Please rewrite the lines below, from the line containing "year-label: 2016年 — [675, 514, 770, 543]" up to and including the line containing "marker — [730, 167, 745, 182]", as a Markdown table with the columns No. and Item, leaving out any blank lines.

= = = =

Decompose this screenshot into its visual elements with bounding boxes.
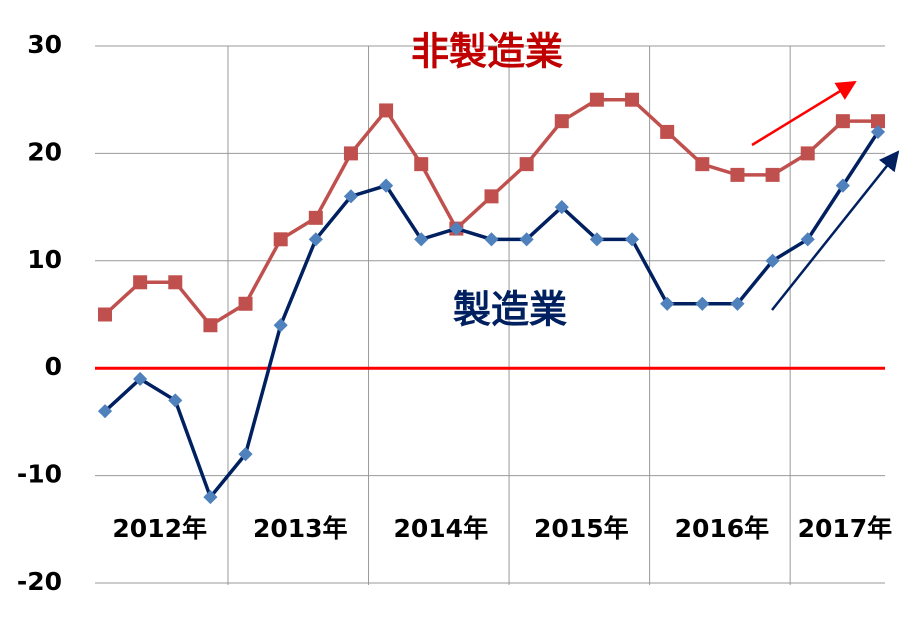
year-label: 2016年 — [675, 514, 770, 543]
marker — [273, 318, 288, 333]
arrow — [771, 150, 900, 311]
marker — [800, 146, 815, 161]
marker — [589, 232, 604, 247]
marker — [484, 232, 499, 247]
marker — [624, 232, 640, 247]
marker — [730, 167, 745, 182]
marker — [379, 178, 394, 193]
marker — [273, 232, 288, 247]
y-tick-label: -20 — [17, 567, 62, 596]
marker — [660, 296, 675, 311]
marker — [695, 157, 710, 172]
marker — [168, 393, 183, 408]
marker — [730, 296, 745, 311]
marker — [238, 296, 253, 311]
marker — [379, 103, 394, 118]
arrow — [751, 80, 857, 147]
year-label: 2015年 — [534, 514, 629, 543]
marker — [554, 200, 569, 215]
marker — [343, 189, 359, 204]
marker — [765, 253, 780, 268]
series-label: 非製造業 — [411, 30, 563, 74]
y-tick-label: -10 — [17, 460, 62, 489]
series-label: 製造業 — [453, 288, 567, 332]
marker — [835, 178, 850, 193]
marker — [554, 114, 569, 129]
marker — [203, 490, 218, 505]
marker — [308, 210, 323, 225]
marker — [308, 232, 323, 247]
marker — [695, 296, 710, 311]
marker — [414, 232, 429, 247]
marker — [519, 232, 534, 247]
y-tick-label: 10 — [27, 245, 62, 274]
marker — [414, 157, 429, 172]
marker — [519, 157, 534, 172]
marker — [484, 189, 499, 204]
year-label: 2014年 — [393, 514, 488, 543]
marker — [870, 124, 886, 139]
marker — [589, 92, 604, 107]
marker — [133, 275, 148, 290]
marker — [871, 114, 885, 129]
y-tick-label: 0 — [45, 352, 62, 381]
year-label: 2013年 — [253, 514, 348, 543]
marker — [449, 221, 464, 236]
year-label: 2012年 — [112, 514, 207, 543]
marker — [98, 307, 112, 322]
marker — [765, 167, 780, 182]
marker — [133, 371, 148, 387]
marker — [625, 92, 640, 107]
marker — [343, 146, 358, 161]
marker — [168, 275, 183, 290]
year-label: 2017年 — [798, 514, 893, 543]
marker — [660, 124, 675, 139]
marker — [203, 318, 218, 333]
marker — [97, 404, 113, 419]
marker — [800, 232, 815, 247]
y-tick-label: 30 — [27, 30, 62, 59]
marker — [238, 447, 253, 462]
marker — [835, 114, 850, 129]
y-tick-label: 20 — [27, 137, 62, 166]
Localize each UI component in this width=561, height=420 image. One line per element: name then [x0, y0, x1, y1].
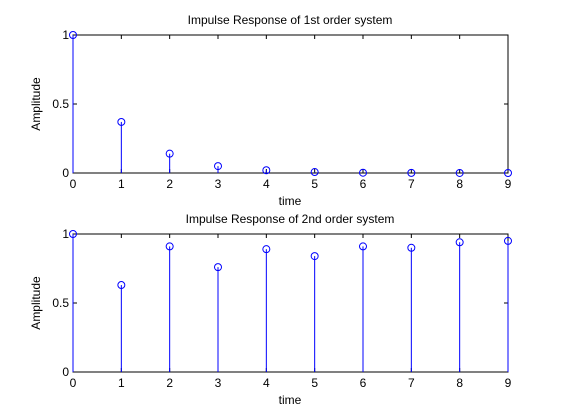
stem-marker — [455, 238, 464, 247]
y-tick-label: 1 — [62, 28, 69, 42]
x-tick-label: 3 — [215, 376, 222, 390]
stem-marker — [504, 168, 512, 177]
stem-marker — [117, 281, 126, 290]
stem-marker — [359, 168, 367, 177]
x-tick-label: 9 — [505, 177, 512, 191]
subplot-2-xlabel: time — [279, 393, 302, 407]
stem-marker — [117, 117, 126, 126]
stem-marker — [69, 230, 77, 238]
stem-marker — [69, 31, 77, 39]
stem-marker — [455, 168, 464, 177]
stem-marker — [310, 168, 319, 177]
x-tick-label: 0 — [70, 177, 77, 191]
y-tick-label: 1 — [62, 227, 69, 241]
x-tick-label: 0 — [70, 376, 77, 390]
x-tick-label: 7 — [408, 177, 415, 191]
y-tick-label: 0 — [62, 365, 69, 379]
x-tick-label: 1 — [118, 177, 125, 191]
stem-marker — [407, 168, 416, 177]
stem-marker — [504, 236, 512, 245]
subplot-1-axes-box — [72, 34, 509, 174]
subplot-2: Impulse Response of 2nd order system 0 1 2… — [29, 212, 512, 407]
x-tick-label: 9 — [505, 376, 512, 390]
x-tick-label: 4 — [263, 376, 270, 390]
y-tick-label: 0.5 — [52, 296, 69, 310]
x-tick-label: 7 — [408, 376, 415, 390]
stem-marker — [359, 242, 367, 251]
x-tick-label: 3 — [215, 177, 222, 191]
y-tick-label: 0 — [62, 166, 69, 180]
x-tick-label: 8 — [456, 177, 463, 191]
subplot-1-stems — [69, 31, 512, 177]
stem-marker — [214, 162, 222, 171]
subplot-1-ticks: 0 1 2 3 4 5 6 7 8 9 0 0.5 1 — [52, 28, 511, 191]
x-tick-label: 8 — [456, 376, 463, 390]
y-tick-label: 0.5 — [52, 97, 69, 111]
x-tick-label: 4 — [263, 177, 270, 191]
subplot-2-axes-box — [72, 233, 509, 373]
x-tick-label: 5 — [311, 177, 318, 191]
subplot-1: Impulse Response of 1st order system 0 1 2… — [29, 13, 512, 208]
x-tick-label: 1 — [118, 376, 125, 390]
x-tick-label: 2 — [166, 376, 173, 390]
x-tick-label: 6 — [360, 177, 367, 191]
stem-marker — [214, 263, 222, 272]
subplot-2-stems — [69, 230, 512, 372]
x-tick-label: 6 — [360, 376, 367, 390]
subplot-1-title: Impulse Response of 1st order system — [188, 13, 393, 27]
x-tick-label: 2 — [166, 177, 173, 191]
subplot-2-ylabel: Amplitude — [29, 276, 43, 330]
subplot-2-title: Impulse Response of 2nd order system — [186, 212, 395, 226]
stem-marker — [165, 149, 174, 158]
x-tick-label: 5 — [311, 376, 318, 390]
stem-marker — [262, 245, 271, 254]
subplot-1-xlabel: time — [279, 194, 302, 208]
subplot-1-ylabel: Amplitude — [29, 77, 43, 131]
stem-marker — [310, 252, 319, 261]
stem-marker — [165, 242, 174, 251]
stem-marker — [262, 166, 271, 175]
stem-marker — [407, 243, 416, 252]
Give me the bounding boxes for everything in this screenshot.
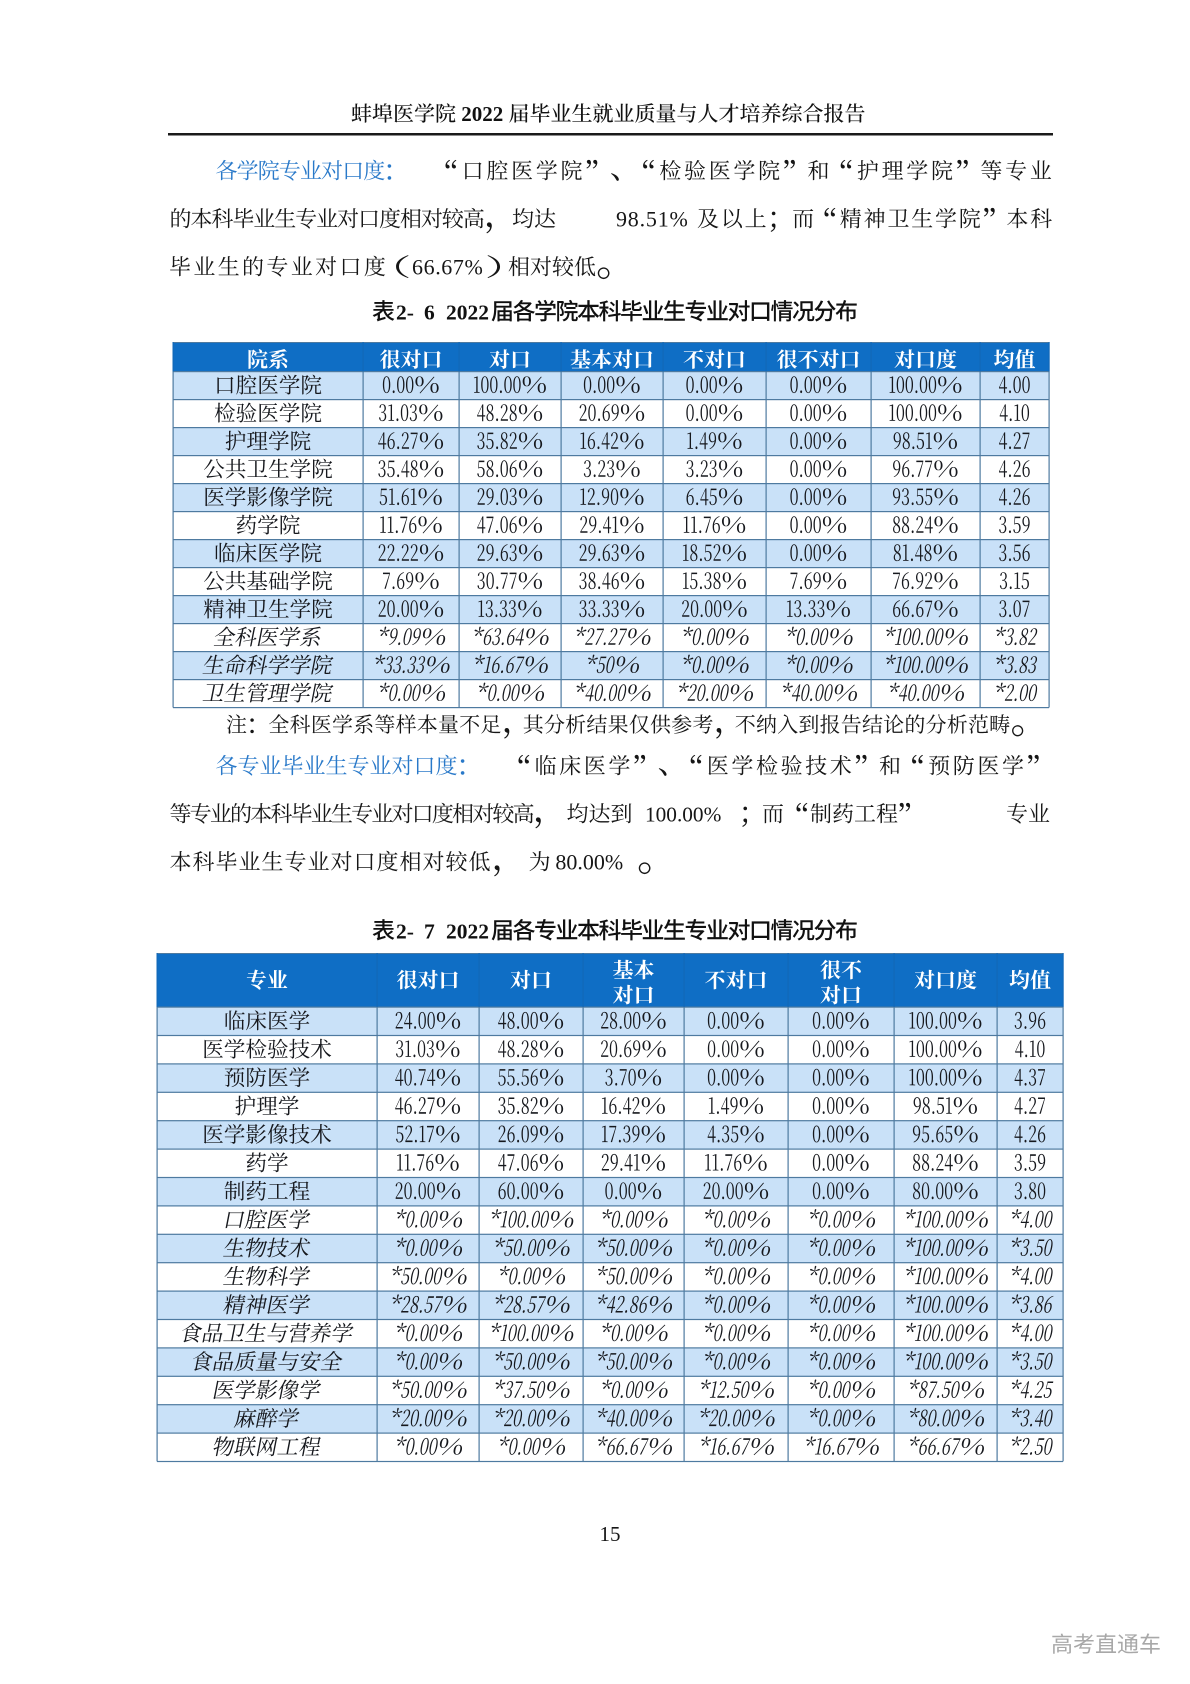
svg-text:66.67%: 66.67% <box>412 255 483 280</box>
svg-text:2-: 2- <box>396 920 414 944</box>
svg-text:80.00%: 80.00% <box>555 850 623 875</box>
svg-text:15: 15 <box>600 1522 621 1546</box>
svg-text:2-: 2- <box>396 301 414 325</box>
svg-text:6: 6 <box>424 301 435 325</box>
svg-text:98.51%: 98.51% <box>616 207 689 232</box>
svg-text:2022: 2022 <box>446 301 489 325</box>
svg-text:7: 7 <box>424 920 435 944</box>
svg-text:2022: 2022 <box>446 920 489 944</box>
svg-text:100.00%: 100.00% <box>645 803 722 827</box>
svg-text:2022: 2022 <box>461 102 503 126</box>
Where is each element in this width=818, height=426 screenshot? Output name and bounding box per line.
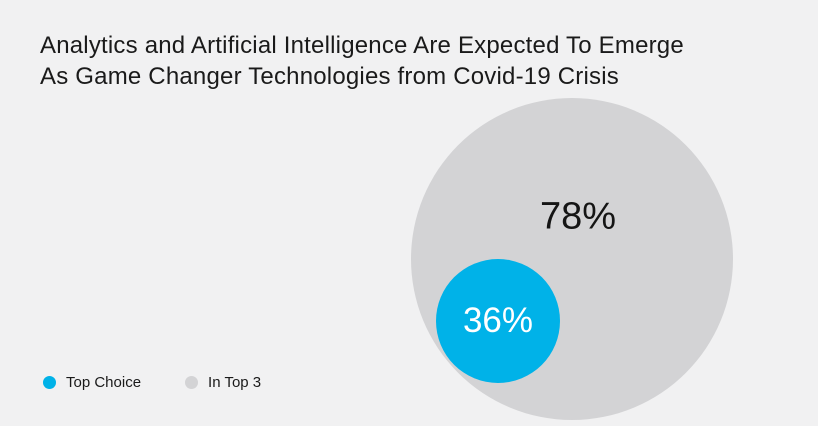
in-top-3-circle [411,98,733,420]
page-title-line-2: As Game Changer Technologies from Covid-… [40,63,619,90]
legend-item-in-top-3: In Top 3 [185,374,261,391]
top-choice-value-label: 36% [462,301,534,340]
in-top-3-dot-icon [185,376,199,389]
legend-label-top-choice: Top Choice [66,374,142,391]
legend-label-in-top-3: In Top 3 [208,374,262,391]
legend: Top Choice In Top 3 [43,374,261,391]
in-top-3-value-label: 78% [539,195,617,238]
top-choice-dot-icon [43,376,56,389]
page-title: Analytics and Artificial Intelligence Ar… [40,30,684,92]
legend-item-top-choice: Top Choice [43,374,141,391]
top-choice-circle: 36% [436,259,560,383]
page-title-line-1: Analytics and Artificial Intelligence Ar… [40,32,684,59]
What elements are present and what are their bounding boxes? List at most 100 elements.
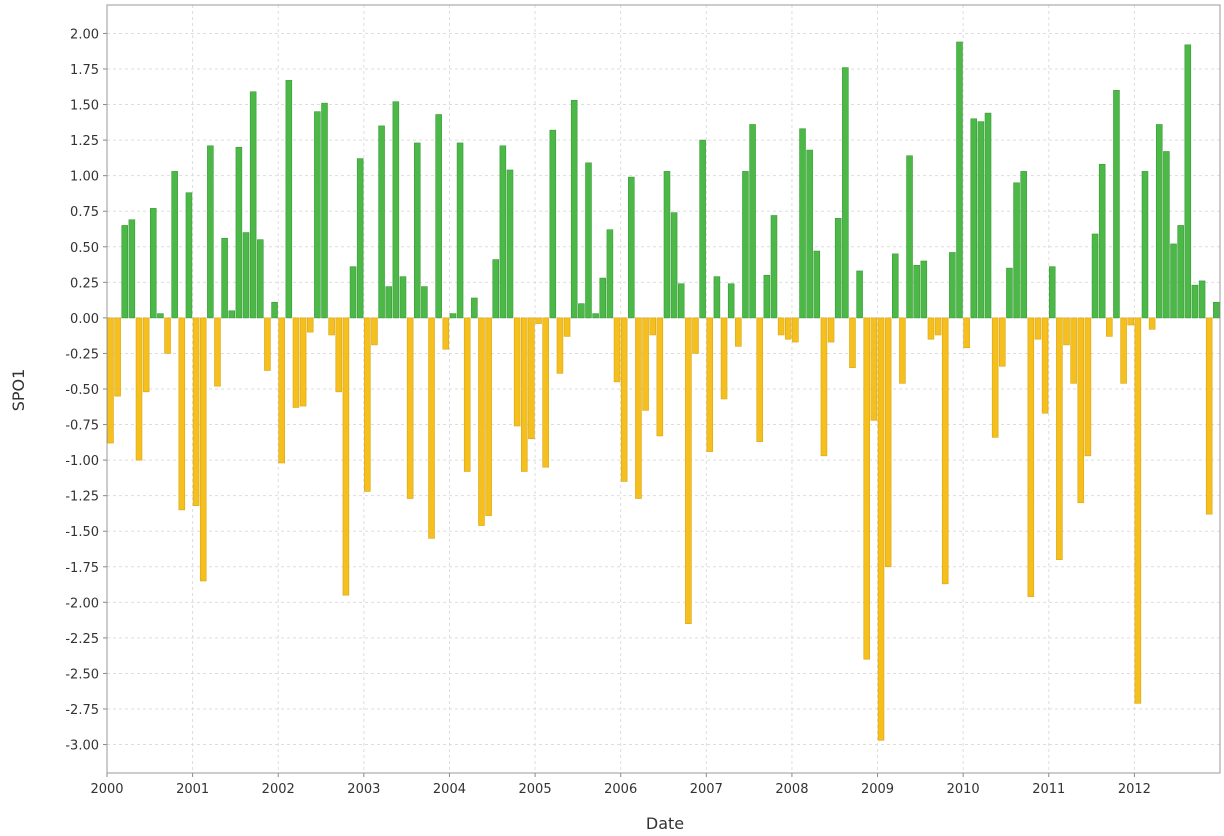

= = = =

Finished exercise
| No. | Item |
|---|---|
| 1 | year-label: 2016年 — [675, 514, 770, 543] |
| 2 | marker — [273, 318, 288, 333] |
| 3 | arrow — [771, 150, 900, 311] |
| 4 | marker — [800, 146, 815, 161] |
| 5 | marker — [589, 232, 604, 247] |
| 6 | marker — [484, 232, 499, 247] |
| 7 | marker — [624, 232, 640, 247] |
| 8 | marker — [730, 167, 745, 182] |